■ To be done
Among the entries below, count the lines that contain the word "this". Write down only the total.

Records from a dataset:
** start **
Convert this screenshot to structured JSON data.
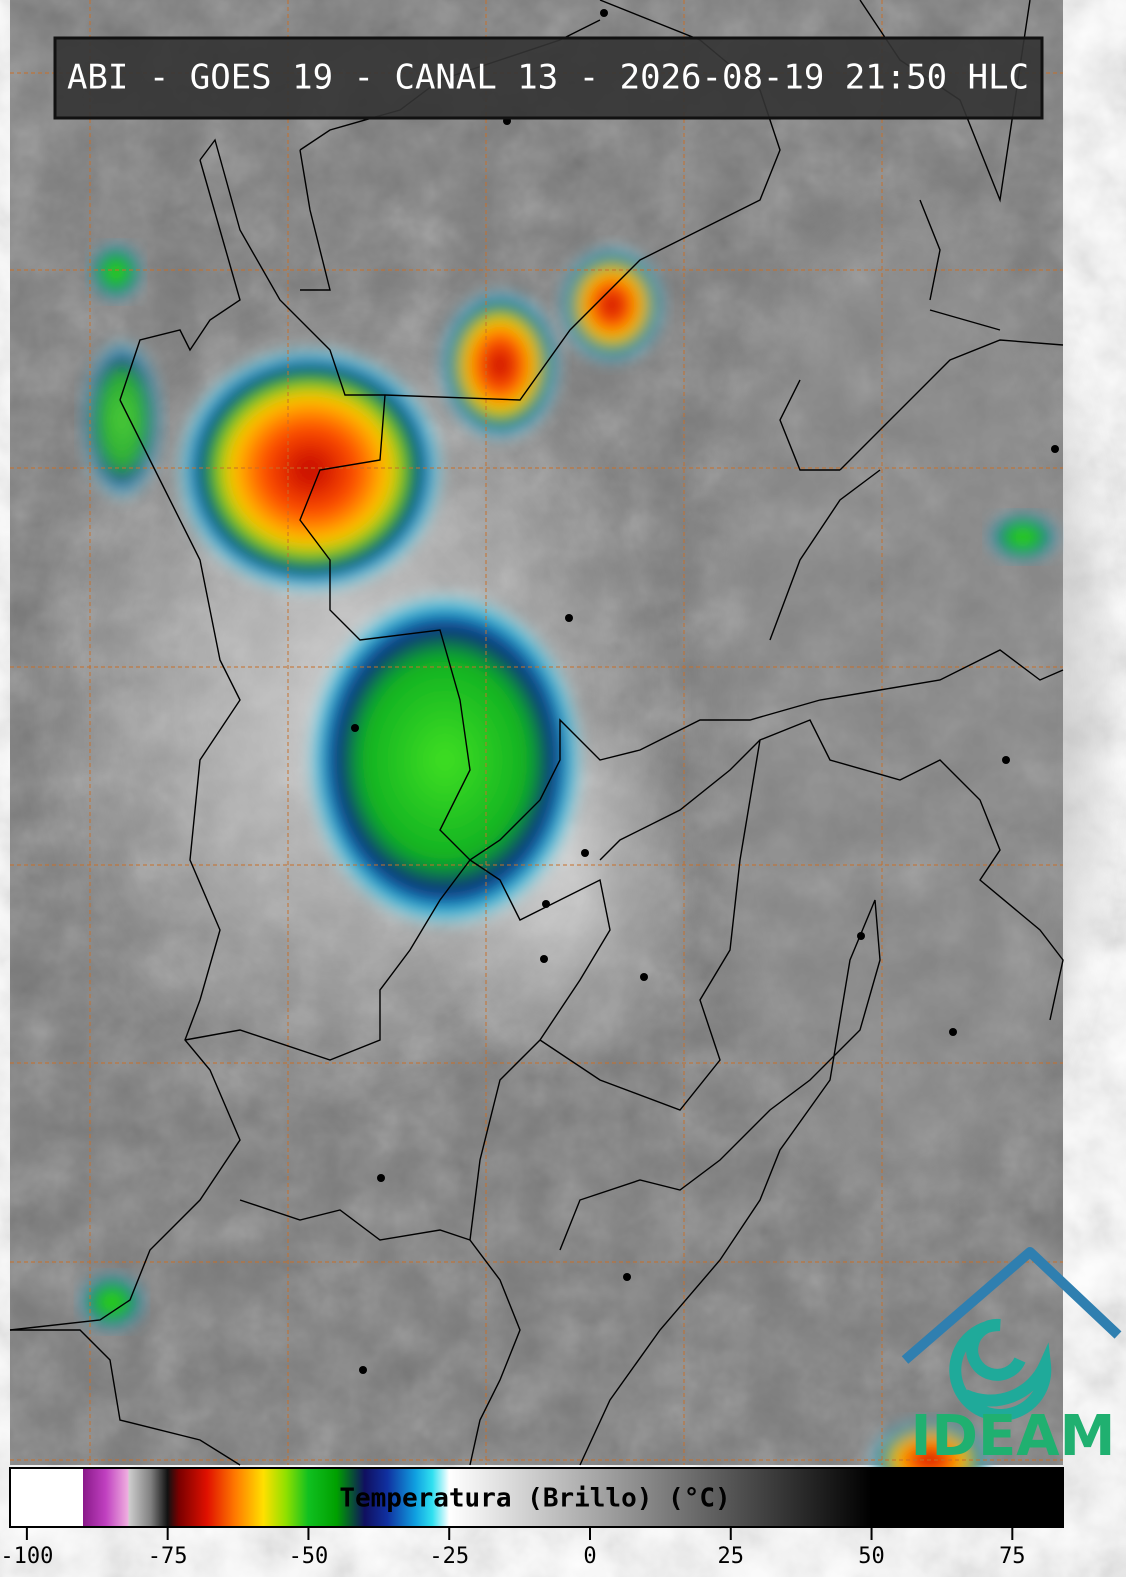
{
  "title": "ABI - GOES 19 - CANAL 13 - 2026-08-19 21:50 HLC",
  "logo": "IDEAM",
  "colorbar": {
    "label": "Temperatura (Brillo) (°C)",
    "lim": [
      -103,
      84
    ],
    "ticks": [
      -100,
      -75,
      -50,
      -25,
      0,
      25,
      50,
      75
    ],
    "colorscale": [
      [
        -103,
        "#ffffff"
      ],
      [
        -90,
        "#ffffff"
      ],
      [
        -90,
        "#8a1a8a"
      ],
      [
        -86,
        "#c040c0"
      ],
      [
        -82,
        "#f0b0e0"
      ],
      [
        -82,
        "#d0d0d0"
      ],
      [
        -78,
        "#808080"
      ],
      [
        -75,
        "#111111"
      ],
      [
        -73,
        "#7a0000"
      ],
      [
        -68,
        "#e01000"
      ],
      [
        -63,
        "#ff7a00"
      ],
      [
        -58,
        "#ffe000"
      ],
      [
        -54,
        "#90e000"
      ],
      [
        -50,
        "#10c020"
      ],
      [
        -45,
        "#00a000"
      ],
      [
        -40,
        "#101060"
      ],
      [
        -36,
        "#1030a0"
      ],
      [
        -31,
        "#10a0e0"
      ],
      [
        -28,
        "#30e0f0"
      ],
      [
        -25,
        "#ffffff"
      ],
      [
        50,
        "#000000"
      ],
      [
        84,
        "#000000"
      ]
    ]
  }
}
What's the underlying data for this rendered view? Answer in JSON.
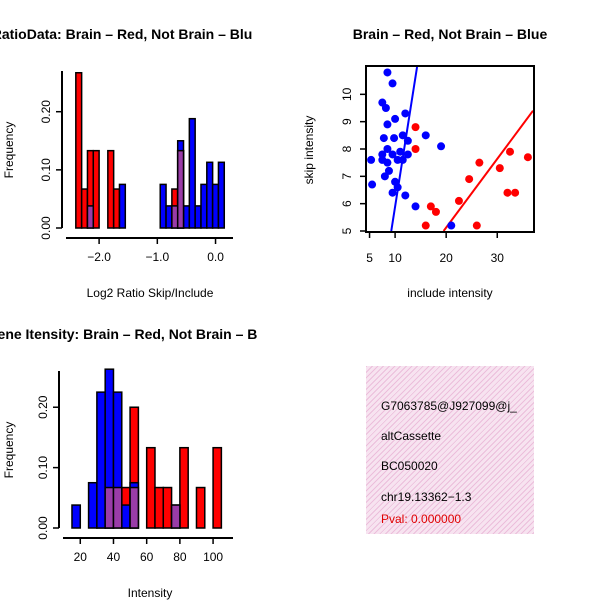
{
  "colors": {
    "red": "#ff0000",
    "blue": "#0000ff",
    "overlap": "#9a3ca8",
    "panel": "#f7e3f0"
  },
  "chart_data": [
    {
      "type": "bar",
      "title": "RatioData: Brain – Red, Not Brain – Blu",
      "xlabel": "Log2 Ratio Skip/Include",
      "ylabel": "Frequency",
      "xlim": [
        -2.5,
        0.3
      ],
      "ylim": [
        0,
        0.27
      ],
      "xticks": [
        {
          "v": -2.0,
          "label": "−2.0"
        },
        {
          "v": -1.0,
          "label": "−1.0"
        },
        {
          "v": 0.0,
          "label": "0.0"
        }
      ],
      "yticks": [
        {
          "v": 0.0,
          "label": "0.00"
        },
        {
          "v": 0.1,
          "label": "0.10"
        },
        {
          "v": 0.2,
          "label": "0.20"
        }
      ],
      "series": [
        {
          "name": "Brain",
          "color": "red",
          "bars": [
            {
              "x0": -2.4,
              "x1": -2.3,
              "h": 0.267
            },
            {
              "x0": -2.3,
              "x1": -2.2,
              "h": 0.067
            },
            {
              "x0": -2.2,
              "x1": -2.1,
              "h": 0.133
            },
            {
              "x0": -2.1,
              "x1": -2.0,
              "h": 0.133
            },
            {
              "x0": -1.85,
              "x1": -1.75,
              "h": 0.133
            },
            {
              "x0": -1.75,
              "x1": -1.65,
              "h": 0.067
            },
            {
              "x0": -0.75,
              "x1": -0.65,
              "h": 0.067
            },
            {
              "x0": -0.65,
              "x1": -0.55,
              "h": 0.133
            }
          ]
        },
        {
          "name": "Not Brain",
          "color": "blue",
          "bars": [
            {
              "x0": -1.65,
              "x1": -1.55,
              "h": 0.075
            },
            {
              "x0": -0.95,
              "x1": -0.85,
              "h": 0.075
            },
            {
              "x0": -0.85,
              "x1": -0.75,
              "h": 0.038
            },
            {
              "x0": -0.65,
              "x1": -0.55,
              "h": 0.15
            },
            {
              "x0": -0.55,
              "x1": -0.45,
              "h": 0.038
            },
            {
              "x0": -0.45,
              "x1": -0.35,
              "h": 0.188
            },
            {
              "x0": -0.35,
              "x1": -0.25,
              "h": 0.038
            },
            {
              "x0": -0.25,
              "x1": -0.15,
              "h": 0.075
            },
            {
              "x0": -0.15,
              "x1": -0.05,
              "h": 0.113
            },
            {
              "x0": -0.05,
              "x1": 0.05,
              "h": 0.075
            },
            {
              "x0": 0.05,
              "x1": 0.15,
              "h": 0.113
            }
          ]
        },
        {
          "name": "Overlap",
          "color": "overlap",
          "bars": [
            {
              "x0": -2.2,
              "x1": -2.1,
              "h": 0.038
            },
            {
              "x0": -0.75,
              "x1": -0.65,
              "h": 0.038
            },
            {
              "x0": -0.65,
              "x1": -0.55,
              "h": 0.133
            }
          ]
        }
      ]
    },
    {
      "type": "scatter",
      "title": "Brain – Red, Not Brain – Blue",
      "xlabel": "include intensity",
      "ylabel": "skip intensity",
      "xlim": [
        4.5,
        37
      ],
      "ylim": [
        5,
        11
      ],
      "xticks": [
        5,
        10,
        20,
        30
      ],
      "yticks": [
        5,
        6,
        7,
        8,
        9,
        10
      ],
      "series": [
        {
          "name": "Not Brain",
          "color": "blue",
          "points": [
            [
              8.5,
              10.8
            ],
            [
              9.5,
              10.4
            ],
            [
              7.5,
              9.7
            ],
            [
              8.2,
              9.5
            ],
            [
              12,
              9.3
            ],
            [
              10,
              9.1
            ],
            [
              8.5,
              8.9
            ],
            [
              11.5,
              8.5
            ],
            [
              7.8,
              8.4
            ],
            [
              9.8,
              8.4
            ],
            [
              12.5,
              8.3
            ],
            [
              16,
              8.5
            ],
            [
              19,
              8.1
            ],
            [
              8.5,
              8
            ],
            [
              11,
              7.9
            ],
            [
              7.5,
              7.8
            ],
            [
              5.3,
              7.6
            ],
            [
              7.5,
              7.6
            ],
            [
              8.5,
              7.5
            ],
            [
              9.5,
              7.8
            ],
            [
              10.5,
              7.6
            ],
            [
              11.5,
              7.6
            ],
            [
              12.5,
              7.8
            ],
            [
              8.8,
              7.2
            ],
            [
              8,
              7
            ],
            [
              10,
              6.8
            ],
            [
              10.5,
              6.6
            ],
            [
              9.5,
              6.4
            ],
            [
              5.5,
              6.7
            ],
            [
              12,
              6.3
            ],
            [
              14,
              5.9
            ],
            [
              21,
              5.2
            ]
          ]
        },
        {
          "name": "Brain",
          "color": "red",
          "points": [
            [
              14,
              8.8
            ],
            [
              14,
              8
            ],
            [
              17,
              5.9
            ],
            [
              18,
              5.7
            ],
            [
              16,
              5.2
            ],
            [
              26,
              5.2
            ],
            [
              22.5,
              6.1
            ],
            [
              24.5,
              6.9
            ],
            [
              26.5,
              7.5
            ],
            [
              30.5,
              7.3
            ],
            [
              32.5,
              7.9
            ],
            [
              32,
              6.4
            ],
            [
              33.5,
              6.4
            ],
            [
              36,
              7.7
            ]
          ]
        }
      ],
      "fits": [
        {
          "color": "blue",
          "p1": [
            9.25,
            5
          ],
          "p2": [
            14.3,
            11
          ]
        },
        {
          "color": "red",
          "p1": [
            19.5,
            5
          ],
          "p2": [
            37,
            9.4
          ]
        }
      ]
    },
    {
      "type": "bar",
      "title": "Gene Itensity: Brain – Red, Not Brain – B",
      "xlabel": "Intensity",
      "ylabel": "Frequency",
      "xlim": [
        12,
        112
      ],
      "ylim": [
        0,
        0.26
      ],
      "xticks": [
        {
          "v": 20,
          "label": "20"
        },
        {
          "v": 40,
          "label": "40"
        },
        {
          "v": 60,
          "label": "60"
        },
        {
          "v": 80,
          "label": "80"
        },
        {
          "v": 100,
          "label": "100"
        }
      ],
      "yticks": [
        {
          "v": 0.0,
          "label": "0.00"
        },
        {
          "v": 0.1,
          "label": "0.10"
        },
        {
          "v": 0.2,
          "label": "0.20"
        }
      ],
      "series": [
        {
          "name": "Brain",
          "color": "red",
          "bars": [
            {
              "x0": 30,
              "x1": 35,
              "h": 0.067
            },
            {
              "x0": 35,
              "x1": 40,
              "h": 0.067
            },
            {
              "x0": 45,
              "x1": 50,
              "h": 0.067
            },
            {
              "x0": 50,
              "x1": 55,
              "h": 0.2
            },
            {
              "x0": 60,
              "x1": 65,
              "h": 0.133
            },
            {
              "x0": 65,
              "x1": 70,
              "h": 0.067
            },
            {
              "x0": 70,
              "x1": 75,
              "h": 0.067
            },
            {
              "x0": 80,
              "x1": 85,
              "h": 0.133
            },
            {
              "x0": 90,
              "x1": 95,
              "h": 0.067
            },
            {
              "x0": 100,
              "x1": 105,
              "h": 0.133
            }
          ]
        },
        {
          "name": "Not Brain",
          "color": "blue",
          "bars": [
            {
              "x0": 15,
              "x1": 20,
              "h": 0.038
            },
            {
              "x0": 25,
              "x1": 30,
              "h": 0.075
            },
            {
              "x0": 30,
              "x1": 35,
              "h": 0.225
            },
            {
              "x0": 35,
              "x1": 40,
              "h": 0.263
            },
            {
              "x0": 40,
              "x1": 45,
              "h": 0.225
            },
            {
              "x0": 45,
              "x1": 50,
              "h": 0.038
            },
            {
              "x0": 50,
              "x1": 55,
              "h": 0.075
            },
            {
              "x0": 75,
              "x1": 80,
              "h": 0.038
            }
          ]
        },
        {
          "name": "Overlap",
          "color": "overlap",
          "bars": [
            {
              "x0": 35,
              "x1": 40,
              "h": 0.067
            },
            {
              "x0": 40,
              "x1": 45,
              "h": 0.067
            },
            {
              "x0": 50,
              "x1": 55,
              "h": 0.067
            },
            {
              "x0": 75,
              "x1": 80,
              "h": 0.038
            }
          ]
        }
      ]
    }
  ],
  "info_panel": {
    "lines": [
      "G7063785@J927099@j_",
      "altCassette",
      "BC050020",
      "chr19.13362−1.3"
    ],
    "pval": "Pval: 0.000000"
  }
}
** end **
■ Completed exercise
2